(Part of a data file)
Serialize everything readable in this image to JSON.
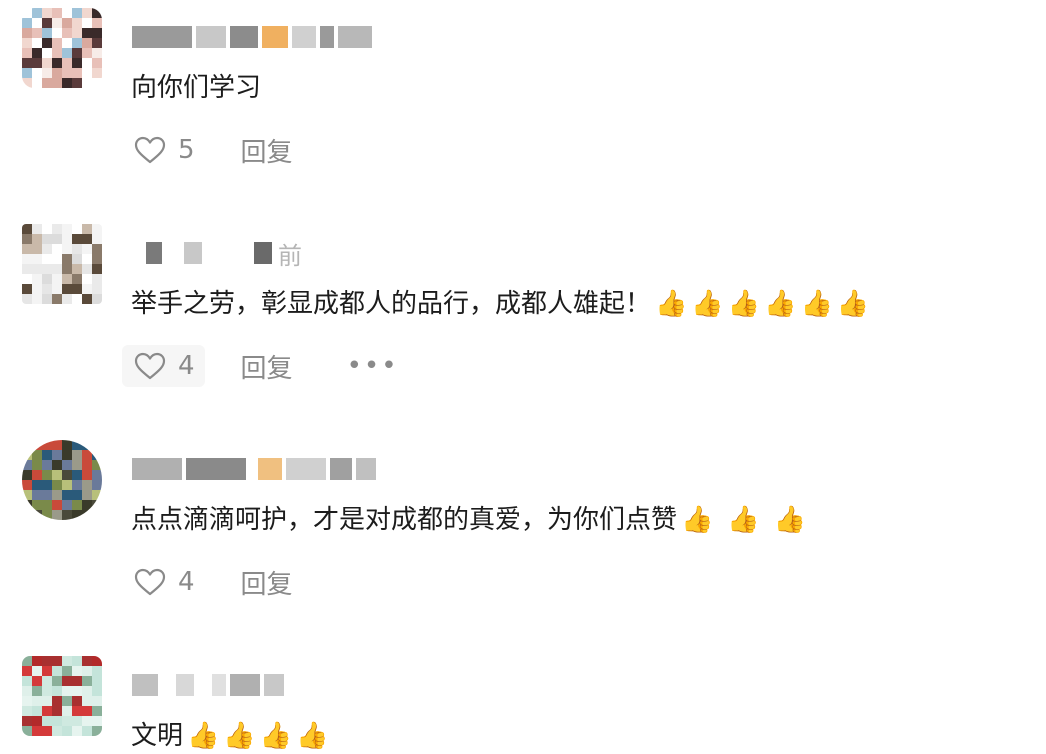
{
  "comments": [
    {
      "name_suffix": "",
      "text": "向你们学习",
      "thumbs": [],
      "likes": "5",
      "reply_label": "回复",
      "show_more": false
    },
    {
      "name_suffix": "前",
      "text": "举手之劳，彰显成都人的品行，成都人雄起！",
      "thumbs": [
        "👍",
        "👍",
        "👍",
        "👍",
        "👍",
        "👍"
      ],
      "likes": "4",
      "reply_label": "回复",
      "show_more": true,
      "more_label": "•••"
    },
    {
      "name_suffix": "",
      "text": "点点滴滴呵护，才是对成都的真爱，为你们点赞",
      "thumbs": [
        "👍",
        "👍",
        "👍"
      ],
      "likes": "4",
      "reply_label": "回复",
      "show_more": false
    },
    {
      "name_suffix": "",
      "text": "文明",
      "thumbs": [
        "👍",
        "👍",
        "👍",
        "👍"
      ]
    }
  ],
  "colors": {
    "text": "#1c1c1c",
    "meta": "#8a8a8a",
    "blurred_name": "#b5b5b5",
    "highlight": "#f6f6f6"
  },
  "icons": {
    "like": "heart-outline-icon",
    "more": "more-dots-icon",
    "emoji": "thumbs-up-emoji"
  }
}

==

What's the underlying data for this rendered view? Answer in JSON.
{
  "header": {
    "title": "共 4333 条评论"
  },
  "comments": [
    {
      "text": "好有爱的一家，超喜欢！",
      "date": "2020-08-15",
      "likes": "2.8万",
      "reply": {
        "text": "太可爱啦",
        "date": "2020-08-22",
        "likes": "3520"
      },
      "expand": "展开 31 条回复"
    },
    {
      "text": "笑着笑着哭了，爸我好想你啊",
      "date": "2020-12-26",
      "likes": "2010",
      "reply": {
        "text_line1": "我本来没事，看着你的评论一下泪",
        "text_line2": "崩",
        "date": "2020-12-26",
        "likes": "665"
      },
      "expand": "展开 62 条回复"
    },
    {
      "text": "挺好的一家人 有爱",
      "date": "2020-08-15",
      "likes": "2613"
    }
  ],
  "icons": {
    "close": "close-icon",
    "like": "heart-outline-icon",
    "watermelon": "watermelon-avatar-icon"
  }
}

## GOAL:
Count the lines of the material that include the word "this", then state only the total.

## COMPLETED EXERCISE:
2